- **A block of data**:
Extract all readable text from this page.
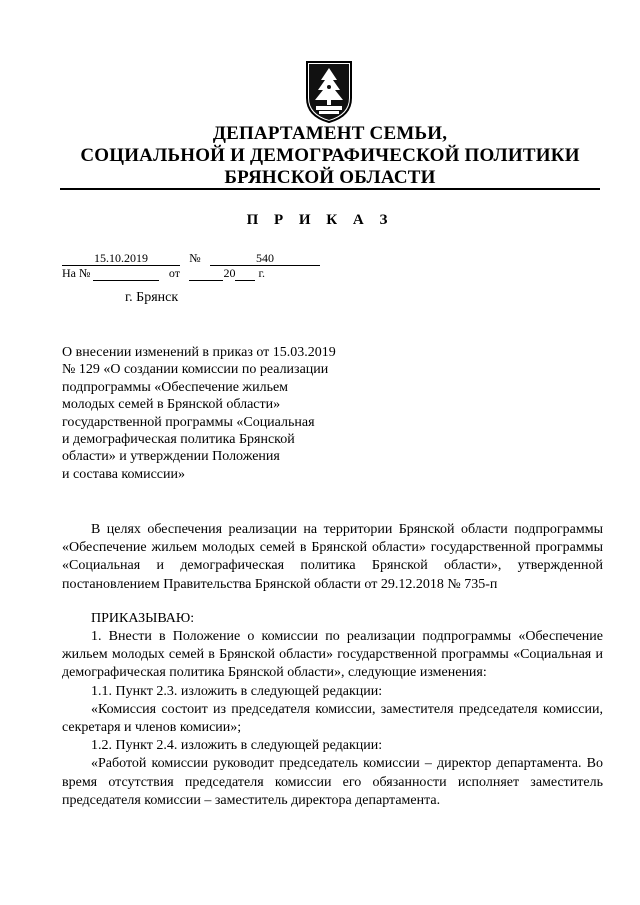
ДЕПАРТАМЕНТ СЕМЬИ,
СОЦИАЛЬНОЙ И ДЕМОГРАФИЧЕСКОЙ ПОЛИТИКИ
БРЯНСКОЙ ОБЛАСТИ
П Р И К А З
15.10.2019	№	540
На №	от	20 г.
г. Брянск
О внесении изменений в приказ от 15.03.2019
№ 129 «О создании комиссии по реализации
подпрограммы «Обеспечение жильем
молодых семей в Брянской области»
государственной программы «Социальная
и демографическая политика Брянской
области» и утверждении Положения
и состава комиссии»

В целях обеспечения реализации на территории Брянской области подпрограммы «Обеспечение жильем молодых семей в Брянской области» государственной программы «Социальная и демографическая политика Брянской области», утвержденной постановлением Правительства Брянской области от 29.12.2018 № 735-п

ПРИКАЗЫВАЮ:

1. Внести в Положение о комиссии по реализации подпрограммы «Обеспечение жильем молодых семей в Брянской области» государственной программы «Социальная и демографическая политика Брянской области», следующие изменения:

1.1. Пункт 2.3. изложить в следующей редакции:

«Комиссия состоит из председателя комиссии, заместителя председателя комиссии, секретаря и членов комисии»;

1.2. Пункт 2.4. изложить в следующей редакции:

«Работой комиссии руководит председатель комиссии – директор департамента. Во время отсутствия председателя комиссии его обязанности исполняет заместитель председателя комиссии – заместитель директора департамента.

- **EXERCISE TASK**: Quote the records above in full, dropping each picture.

- **RESPONSE TO THE TASK**:
Extract all readable text from this page.
ДЕПАРТАМЕНТ СЕМЬИ,
СОЦИАЛЬНОЙ И ДЕМОГРАФИЧЕСКОЙ ПОЛИТИКИ
БРЯНСКОЙ ОБЛАСТИ
П Р И К А З
15.10.2019	№	540
На №	от	20 г.
г. Брянск
О внесении изменений в приказ от 15.03.2019
№ 129 «О создании комиссии по реализации
подпрограммы «Обеспечение жильем
молодых семей в Брянской области»
государственной программы «Социальная
и демографическая политика Брянской
области» и утверждении Положения
и состава комиссии»

В целях обеспечения реализации на территории Брянской области подпрограммы «Обеспечение жильем молодых семей в Брянской области» государственной программы «Социальная и демографическая политика Брянской области», утвержденной постановлением Правительства Брянской области от 29.12.2018 № 735-п

ПРИКАЗЫВАЮ:

1. Внести в Положение о комиссии по реализации подпрограммы «Обеспечение жильем молодых семей в Брянской области» государственной программы «Социальная и демографическая политика Брянской области», следующие изменения:

1.1. Пункт 2.3. изложить в следующей редакции:

«Комиссия состоит из председателя комиссии, заместителя председателя комиссии, секретаря и членов комисии»;

1.2. Пункт 2.4. изложить в следующей редакции:

«Работой комиссии руководит председатель комиссии – директор департамента. Во время отсутствия председателя комиссии его обязанности исполняет заместитель председателя комиссии – заместитель директора департамента.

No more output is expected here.